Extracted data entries
────

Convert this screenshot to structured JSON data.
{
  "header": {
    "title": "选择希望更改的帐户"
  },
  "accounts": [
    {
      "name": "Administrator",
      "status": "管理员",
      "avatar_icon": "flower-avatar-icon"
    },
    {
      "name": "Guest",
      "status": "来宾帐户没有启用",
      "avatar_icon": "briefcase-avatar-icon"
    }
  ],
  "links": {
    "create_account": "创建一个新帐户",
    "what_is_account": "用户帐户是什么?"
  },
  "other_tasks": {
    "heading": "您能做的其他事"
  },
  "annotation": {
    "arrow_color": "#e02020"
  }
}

────

Copy each line that contains the word "avatar".

§ Task output:
      "avatar_icon": "flower-avatar-icon"
      "avatar_icon": "briefcase-avatar-icon"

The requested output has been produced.